## Task objective
Pick out all lines of the entries that include the word "subtitle" and copy them.

(Data excerpts)
####################

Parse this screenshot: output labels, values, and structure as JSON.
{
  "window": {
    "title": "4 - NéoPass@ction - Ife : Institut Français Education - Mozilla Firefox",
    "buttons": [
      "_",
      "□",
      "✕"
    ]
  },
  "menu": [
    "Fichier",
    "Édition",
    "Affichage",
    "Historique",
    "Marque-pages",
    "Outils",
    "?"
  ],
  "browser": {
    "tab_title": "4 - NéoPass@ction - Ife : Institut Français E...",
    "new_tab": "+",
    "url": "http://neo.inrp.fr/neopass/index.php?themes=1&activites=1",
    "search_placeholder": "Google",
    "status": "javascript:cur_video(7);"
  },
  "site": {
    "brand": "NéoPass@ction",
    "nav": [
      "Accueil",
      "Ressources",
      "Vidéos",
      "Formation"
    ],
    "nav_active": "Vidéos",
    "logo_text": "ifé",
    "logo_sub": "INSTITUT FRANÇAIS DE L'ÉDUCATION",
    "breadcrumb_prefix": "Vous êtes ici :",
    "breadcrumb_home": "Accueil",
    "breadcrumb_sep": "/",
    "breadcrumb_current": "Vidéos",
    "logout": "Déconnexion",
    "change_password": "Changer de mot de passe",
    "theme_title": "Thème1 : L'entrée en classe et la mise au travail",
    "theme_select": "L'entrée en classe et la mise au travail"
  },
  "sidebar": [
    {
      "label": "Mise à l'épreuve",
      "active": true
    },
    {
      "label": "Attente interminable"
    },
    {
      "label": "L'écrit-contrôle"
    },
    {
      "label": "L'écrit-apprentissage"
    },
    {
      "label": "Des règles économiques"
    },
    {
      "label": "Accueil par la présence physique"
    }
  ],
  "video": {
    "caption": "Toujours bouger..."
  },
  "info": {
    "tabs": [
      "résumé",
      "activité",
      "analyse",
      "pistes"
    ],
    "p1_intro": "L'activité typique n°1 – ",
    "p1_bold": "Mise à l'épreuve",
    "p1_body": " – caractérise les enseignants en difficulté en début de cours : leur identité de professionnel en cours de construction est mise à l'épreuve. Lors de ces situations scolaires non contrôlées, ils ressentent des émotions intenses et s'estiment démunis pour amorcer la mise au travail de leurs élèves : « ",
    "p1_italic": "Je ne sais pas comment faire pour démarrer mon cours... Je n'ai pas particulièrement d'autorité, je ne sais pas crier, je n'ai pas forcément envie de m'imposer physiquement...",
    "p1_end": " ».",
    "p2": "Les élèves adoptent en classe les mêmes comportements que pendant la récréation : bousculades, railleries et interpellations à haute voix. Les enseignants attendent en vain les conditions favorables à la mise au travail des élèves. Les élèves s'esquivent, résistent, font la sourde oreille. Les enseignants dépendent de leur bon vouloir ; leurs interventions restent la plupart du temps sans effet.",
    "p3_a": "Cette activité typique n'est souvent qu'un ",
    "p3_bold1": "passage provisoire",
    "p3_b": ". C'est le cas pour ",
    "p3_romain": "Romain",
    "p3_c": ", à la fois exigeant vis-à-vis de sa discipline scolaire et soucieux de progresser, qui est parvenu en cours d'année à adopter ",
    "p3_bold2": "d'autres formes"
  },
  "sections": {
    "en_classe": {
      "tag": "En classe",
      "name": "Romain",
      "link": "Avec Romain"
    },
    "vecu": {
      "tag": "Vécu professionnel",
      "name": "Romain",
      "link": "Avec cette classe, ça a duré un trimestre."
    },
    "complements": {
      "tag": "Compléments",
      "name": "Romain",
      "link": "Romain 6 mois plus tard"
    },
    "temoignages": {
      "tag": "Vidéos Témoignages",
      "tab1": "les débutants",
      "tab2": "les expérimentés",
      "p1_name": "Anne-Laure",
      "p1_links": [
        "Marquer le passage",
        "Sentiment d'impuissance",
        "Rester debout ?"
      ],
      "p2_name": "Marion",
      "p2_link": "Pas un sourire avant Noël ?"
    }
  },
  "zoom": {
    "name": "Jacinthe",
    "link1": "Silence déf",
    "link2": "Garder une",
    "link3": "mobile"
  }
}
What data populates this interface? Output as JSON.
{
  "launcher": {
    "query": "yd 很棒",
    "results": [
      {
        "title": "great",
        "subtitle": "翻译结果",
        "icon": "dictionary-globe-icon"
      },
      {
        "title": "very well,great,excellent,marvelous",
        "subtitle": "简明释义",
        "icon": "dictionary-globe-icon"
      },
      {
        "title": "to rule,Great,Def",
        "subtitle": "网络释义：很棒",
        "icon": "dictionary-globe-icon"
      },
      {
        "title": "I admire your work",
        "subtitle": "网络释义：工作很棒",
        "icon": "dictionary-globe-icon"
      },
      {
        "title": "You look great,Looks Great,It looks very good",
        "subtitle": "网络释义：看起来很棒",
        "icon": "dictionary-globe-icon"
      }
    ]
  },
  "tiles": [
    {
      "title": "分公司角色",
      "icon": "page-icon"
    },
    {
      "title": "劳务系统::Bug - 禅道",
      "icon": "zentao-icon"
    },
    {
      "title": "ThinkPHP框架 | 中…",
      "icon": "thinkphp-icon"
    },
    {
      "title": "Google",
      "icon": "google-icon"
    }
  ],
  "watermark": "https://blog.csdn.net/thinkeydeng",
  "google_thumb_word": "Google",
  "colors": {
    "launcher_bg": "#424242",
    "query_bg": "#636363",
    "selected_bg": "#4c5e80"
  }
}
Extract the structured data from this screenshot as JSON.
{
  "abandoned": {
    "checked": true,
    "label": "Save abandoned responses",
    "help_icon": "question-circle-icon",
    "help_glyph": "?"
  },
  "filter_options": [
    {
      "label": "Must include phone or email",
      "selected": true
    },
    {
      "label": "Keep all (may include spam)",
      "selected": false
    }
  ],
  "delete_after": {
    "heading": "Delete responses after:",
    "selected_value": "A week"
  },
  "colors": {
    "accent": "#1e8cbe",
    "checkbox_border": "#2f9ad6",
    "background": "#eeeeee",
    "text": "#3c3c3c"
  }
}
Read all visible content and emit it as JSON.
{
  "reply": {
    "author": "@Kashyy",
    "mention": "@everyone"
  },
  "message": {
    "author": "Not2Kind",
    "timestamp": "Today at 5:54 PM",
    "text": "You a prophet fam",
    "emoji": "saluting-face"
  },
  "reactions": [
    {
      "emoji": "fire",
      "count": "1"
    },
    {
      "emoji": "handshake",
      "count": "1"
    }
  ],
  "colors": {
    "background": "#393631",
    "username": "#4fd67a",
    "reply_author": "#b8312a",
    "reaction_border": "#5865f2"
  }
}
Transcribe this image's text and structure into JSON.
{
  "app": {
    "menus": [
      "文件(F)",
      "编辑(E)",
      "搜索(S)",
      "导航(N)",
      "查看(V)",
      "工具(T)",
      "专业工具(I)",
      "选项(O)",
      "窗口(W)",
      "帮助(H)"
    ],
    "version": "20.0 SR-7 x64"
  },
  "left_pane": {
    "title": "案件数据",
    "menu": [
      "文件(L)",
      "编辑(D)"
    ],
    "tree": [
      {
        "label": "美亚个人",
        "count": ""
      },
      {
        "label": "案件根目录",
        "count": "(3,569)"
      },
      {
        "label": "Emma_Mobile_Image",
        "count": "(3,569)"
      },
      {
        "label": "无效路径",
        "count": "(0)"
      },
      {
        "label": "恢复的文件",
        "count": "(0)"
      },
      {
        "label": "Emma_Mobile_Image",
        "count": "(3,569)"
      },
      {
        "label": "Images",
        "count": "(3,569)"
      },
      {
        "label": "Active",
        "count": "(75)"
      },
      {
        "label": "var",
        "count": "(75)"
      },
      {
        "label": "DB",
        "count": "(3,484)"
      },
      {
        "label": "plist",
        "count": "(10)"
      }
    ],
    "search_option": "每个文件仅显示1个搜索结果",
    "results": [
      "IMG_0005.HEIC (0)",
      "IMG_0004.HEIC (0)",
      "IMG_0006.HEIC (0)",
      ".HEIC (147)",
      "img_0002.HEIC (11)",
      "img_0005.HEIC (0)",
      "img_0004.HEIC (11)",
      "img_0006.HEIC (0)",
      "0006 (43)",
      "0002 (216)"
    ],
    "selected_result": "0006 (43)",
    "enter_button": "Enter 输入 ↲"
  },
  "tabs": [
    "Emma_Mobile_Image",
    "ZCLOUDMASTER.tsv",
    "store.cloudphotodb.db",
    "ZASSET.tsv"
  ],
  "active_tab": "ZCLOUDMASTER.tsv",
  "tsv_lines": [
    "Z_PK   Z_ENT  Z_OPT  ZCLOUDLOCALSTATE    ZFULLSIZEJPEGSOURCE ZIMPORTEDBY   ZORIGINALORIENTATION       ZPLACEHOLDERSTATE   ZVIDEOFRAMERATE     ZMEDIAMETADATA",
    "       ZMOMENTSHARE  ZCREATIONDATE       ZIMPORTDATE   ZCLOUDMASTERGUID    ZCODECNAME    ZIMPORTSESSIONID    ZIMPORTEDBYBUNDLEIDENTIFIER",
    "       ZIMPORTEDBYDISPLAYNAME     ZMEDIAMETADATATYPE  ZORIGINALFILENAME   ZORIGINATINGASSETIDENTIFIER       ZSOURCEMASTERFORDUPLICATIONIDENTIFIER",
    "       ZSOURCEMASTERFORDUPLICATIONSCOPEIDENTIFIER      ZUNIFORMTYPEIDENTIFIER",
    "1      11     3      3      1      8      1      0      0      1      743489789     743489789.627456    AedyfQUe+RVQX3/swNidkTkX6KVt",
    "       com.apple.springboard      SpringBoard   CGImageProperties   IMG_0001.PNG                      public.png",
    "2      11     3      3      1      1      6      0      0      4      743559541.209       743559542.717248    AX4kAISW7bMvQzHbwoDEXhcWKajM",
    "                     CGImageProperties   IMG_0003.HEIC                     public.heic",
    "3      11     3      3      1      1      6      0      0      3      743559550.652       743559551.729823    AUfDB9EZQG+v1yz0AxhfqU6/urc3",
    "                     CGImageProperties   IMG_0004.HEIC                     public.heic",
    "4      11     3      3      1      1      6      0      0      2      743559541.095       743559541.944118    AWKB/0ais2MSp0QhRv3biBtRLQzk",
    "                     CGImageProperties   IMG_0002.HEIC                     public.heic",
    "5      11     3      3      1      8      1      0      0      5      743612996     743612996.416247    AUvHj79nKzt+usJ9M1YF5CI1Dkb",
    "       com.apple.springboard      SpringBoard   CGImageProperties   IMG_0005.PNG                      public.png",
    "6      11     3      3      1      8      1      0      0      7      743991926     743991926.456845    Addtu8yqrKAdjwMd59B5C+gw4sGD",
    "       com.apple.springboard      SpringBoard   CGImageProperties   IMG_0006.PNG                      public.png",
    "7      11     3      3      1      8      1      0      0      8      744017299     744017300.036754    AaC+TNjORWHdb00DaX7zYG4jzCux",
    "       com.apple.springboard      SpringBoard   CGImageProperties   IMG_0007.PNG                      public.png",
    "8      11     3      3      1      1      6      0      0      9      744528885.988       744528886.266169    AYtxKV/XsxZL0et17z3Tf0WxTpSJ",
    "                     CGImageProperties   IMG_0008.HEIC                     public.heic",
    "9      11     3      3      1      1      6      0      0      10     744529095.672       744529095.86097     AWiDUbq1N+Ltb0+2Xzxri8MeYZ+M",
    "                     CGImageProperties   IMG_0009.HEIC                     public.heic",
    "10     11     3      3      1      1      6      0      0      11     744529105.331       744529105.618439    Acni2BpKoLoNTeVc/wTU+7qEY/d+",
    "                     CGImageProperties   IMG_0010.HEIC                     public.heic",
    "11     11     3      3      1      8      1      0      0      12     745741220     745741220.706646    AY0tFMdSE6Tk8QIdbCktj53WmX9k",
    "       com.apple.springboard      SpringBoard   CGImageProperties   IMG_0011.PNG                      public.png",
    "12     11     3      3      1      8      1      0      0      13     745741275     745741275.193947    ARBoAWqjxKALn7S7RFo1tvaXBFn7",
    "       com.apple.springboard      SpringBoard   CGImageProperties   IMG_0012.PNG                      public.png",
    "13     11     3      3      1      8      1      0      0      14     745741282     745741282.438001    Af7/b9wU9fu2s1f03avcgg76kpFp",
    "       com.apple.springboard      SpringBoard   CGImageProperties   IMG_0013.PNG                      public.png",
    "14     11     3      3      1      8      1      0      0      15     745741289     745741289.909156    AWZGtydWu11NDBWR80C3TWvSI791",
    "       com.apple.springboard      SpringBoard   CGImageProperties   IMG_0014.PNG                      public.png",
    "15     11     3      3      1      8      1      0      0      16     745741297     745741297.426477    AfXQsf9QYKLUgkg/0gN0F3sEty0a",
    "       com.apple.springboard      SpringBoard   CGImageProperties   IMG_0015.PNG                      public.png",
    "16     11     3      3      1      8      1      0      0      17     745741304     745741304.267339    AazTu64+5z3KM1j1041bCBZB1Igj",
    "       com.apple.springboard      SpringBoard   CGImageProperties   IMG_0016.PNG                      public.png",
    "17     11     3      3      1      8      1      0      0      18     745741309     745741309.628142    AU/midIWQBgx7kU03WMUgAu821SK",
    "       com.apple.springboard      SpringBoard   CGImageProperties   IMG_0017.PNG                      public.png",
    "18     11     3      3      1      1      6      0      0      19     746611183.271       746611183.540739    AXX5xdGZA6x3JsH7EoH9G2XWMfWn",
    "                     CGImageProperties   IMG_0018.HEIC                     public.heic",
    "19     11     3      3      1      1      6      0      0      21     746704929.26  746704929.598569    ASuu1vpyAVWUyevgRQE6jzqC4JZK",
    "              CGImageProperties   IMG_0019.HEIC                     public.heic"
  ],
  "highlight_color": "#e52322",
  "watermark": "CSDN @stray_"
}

####################

## Result of the exercise
        "subtitle": "翻译结果",
        "subtitle": "简明释义",
        "subtitle": "网络释义：很棒",
        "subtitle": "网络释义：工作很棒",
        "subtitle": "网络释义：看起来很棒",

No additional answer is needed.